Records contained in a dataset
[Begin]

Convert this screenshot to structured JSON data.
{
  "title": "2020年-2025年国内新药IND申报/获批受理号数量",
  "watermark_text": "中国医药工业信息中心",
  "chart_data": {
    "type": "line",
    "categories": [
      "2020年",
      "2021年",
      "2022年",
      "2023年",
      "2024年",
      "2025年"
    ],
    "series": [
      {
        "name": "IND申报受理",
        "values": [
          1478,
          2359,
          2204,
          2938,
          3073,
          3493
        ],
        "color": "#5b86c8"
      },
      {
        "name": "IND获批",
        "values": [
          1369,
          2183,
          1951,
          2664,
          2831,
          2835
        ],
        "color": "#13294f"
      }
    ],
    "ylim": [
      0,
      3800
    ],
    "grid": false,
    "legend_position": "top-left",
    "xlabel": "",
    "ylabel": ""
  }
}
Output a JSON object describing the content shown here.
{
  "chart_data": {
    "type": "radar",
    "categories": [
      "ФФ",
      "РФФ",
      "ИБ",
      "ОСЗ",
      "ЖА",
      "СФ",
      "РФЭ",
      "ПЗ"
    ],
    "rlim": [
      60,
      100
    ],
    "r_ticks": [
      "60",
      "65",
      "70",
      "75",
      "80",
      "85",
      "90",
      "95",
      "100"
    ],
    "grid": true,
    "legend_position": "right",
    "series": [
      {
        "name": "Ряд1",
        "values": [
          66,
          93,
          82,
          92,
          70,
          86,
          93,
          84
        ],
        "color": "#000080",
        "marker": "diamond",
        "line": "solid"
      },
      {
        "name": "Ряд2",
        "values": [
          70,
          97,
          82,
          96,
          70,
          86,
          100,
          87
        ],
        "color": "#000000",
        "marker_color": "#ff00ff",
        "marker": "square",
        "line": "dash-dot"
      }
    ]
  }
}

[End]

Description of the task — Return the full listing, character for character.

Written answer —
Convert this screenshot to structured JSON data.
{
  "title": "2020年-2025年国内新药IND申报/获批受理号数量",
  "watermark_text": "中国医药工业信息中心",
  "chart_data": {
    "type": "line",
    "categories": [
      "2020年",
      "2021年",
      "2022年",
      "2023年",
      "2024年",
      "2025年"
    ],
    "series": [
      {
        "name": "IND申报受理",
        "values": [
          1478,
          2359,
          2204,
          2938,
          3073,
          3493
        ],
        "color": "#5b86c8"
      },
      {
        "name": "IND获批",
        "values": [
          1369,
          2183,
          1951,
          2664,
          2831,
          2835
        ],
        "color": "#13294f"
      }
    ],
    "ylim": [
      0,
      3800
    ],
    "grid": false,
    "legend_position": "top-left",
    "xlabel": "",
    "ylabel": ""
  }
}
Output a JSON object describing the content shown here.
{
  "chart_data": {
    "type": "radar",
    "categories": [
      "ФФ",
      "РФФ",
      "ИБ",
      "ОСЗ",
      "ЖА",
      "СФ",
      "РФЭ",
      "ПЗ"
    ],
    "rlim": [
      60,
      100
    ],
    "r_ticks": [
      "60",
      "65",
      "70",
      "75",
      "80",
      "85",
      "90",
      "95",
      "100"
    ],
    "grid": true,
    "legend_position": "right",
    "series": [
      {
        "name": "Ряд1",
        "values": [
          66,
          93,
          82,
          92,
          70,
          86,
          93,
          84
        ],
        "color": "#000080",
        "marker": "diamond",
        "line": "solid"
      },
      {
        "name": "Ряд2",
        "values": [
          70,
          97,
          82,
          96,
          70,
          86,
          100,
          87
        ],
        "color": "#000000",
        "marker_color": "#ff00ff",
        "marker": "square",
        "line": "dash-dot"
      }
    ]
  }
}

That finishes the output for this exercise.